§ Objective
Copy every record exactly, and keep the pictures out.

§ Records supplied
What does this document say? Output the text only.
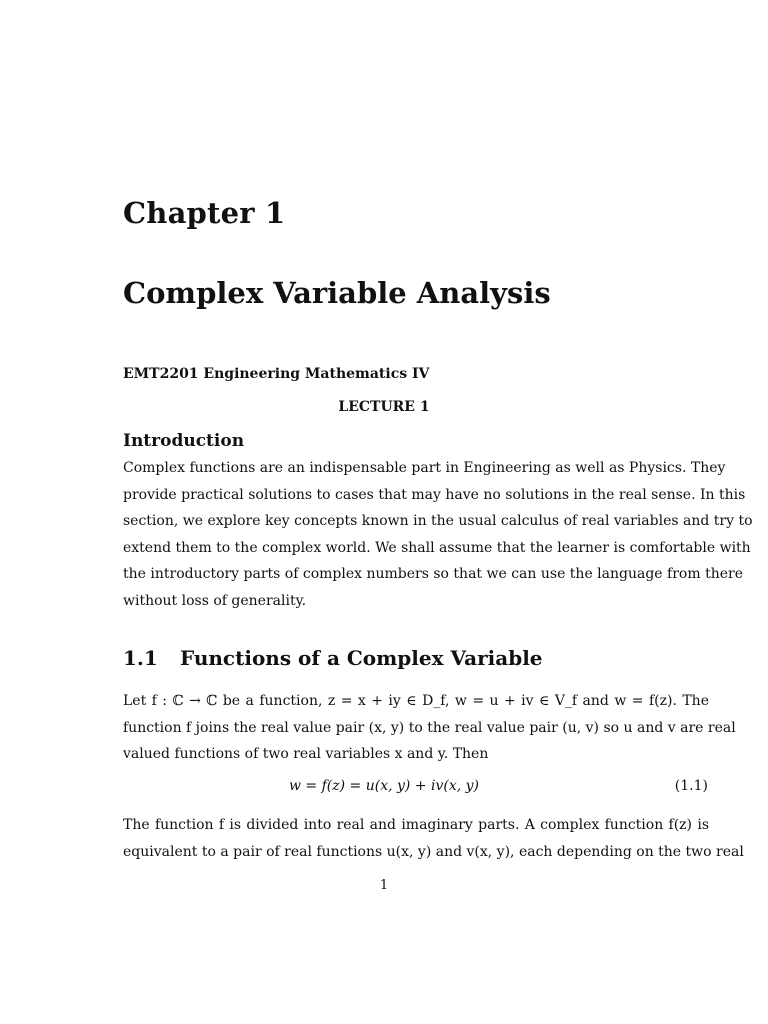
Chapter 1
Complex Variable Analysis
EMT2201 Engineering Mathematics IV
LECTURE 1
Introduction
Complex functions are an indispensable part in Engineering as well as Physics. They
provide practical solutions to cases that may have no solutions in the real sense. In this
section, we explore key concepts known in the usual calculus of real variables and try to
extend them to the complex world. We shall assume that the learner is comfortable with
the introductory parts of complex numbers so that we can use the language from there
without loss of generality.
1.1 Functions of a Complex Variable
Let f : ℂ → ℂ be a function, z = x + iy ∈ D_f, w = u + iv ∈ V_f and w = f(z). The
function f joins the real value pair (x, y) to the real value pair (u, v) so u and v are real
valued functions of two real variables x and y. Then
w = f(z) = u(x, y) + iv(x, y)	(1.1)
The function f is divided into real and imaginary parts. A complex function f(z) is
equivalent to a pair of real functions u(x, y) and v(x, y), each depending on the two real
1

§ The solution
What does this document say? Output the text only.
Chapter 1
Complex Variable Analysis
EMT2201 Engineering Mathematics IV
LECTURE 1
Introduction
Complex functions are an indispensable part in Engineering as well as Physics. They
provide practical solutions to cases that may have no solutions in the real sense. In this
section, we explore key concepts known in the usual calculus of real variables and try to
extend them to the complex world. We shall assume that the learner is comfortable with
the introductory parts of complex numbers so that we can use the language from there
without loss of generality.
1.1 Functions of a Complex Variable
Let f : ℂ → ℂ be a function, z = x + iy ∈ D_f, w = u + iv ∈ V_f and w = f(z). The
function f joins the real value pair (x, y) to the real value pair (u, v) so u and v are real
valued functions of two real variables x and y. Then
w = f(z) = u(x, y) + iv(x, y)	(1.1)
The function f is divided into real and imaginary parts. A complex function f(z) is
equivalent to a pair of real functions u(x, y) and v(x, y), each depending on the two real
1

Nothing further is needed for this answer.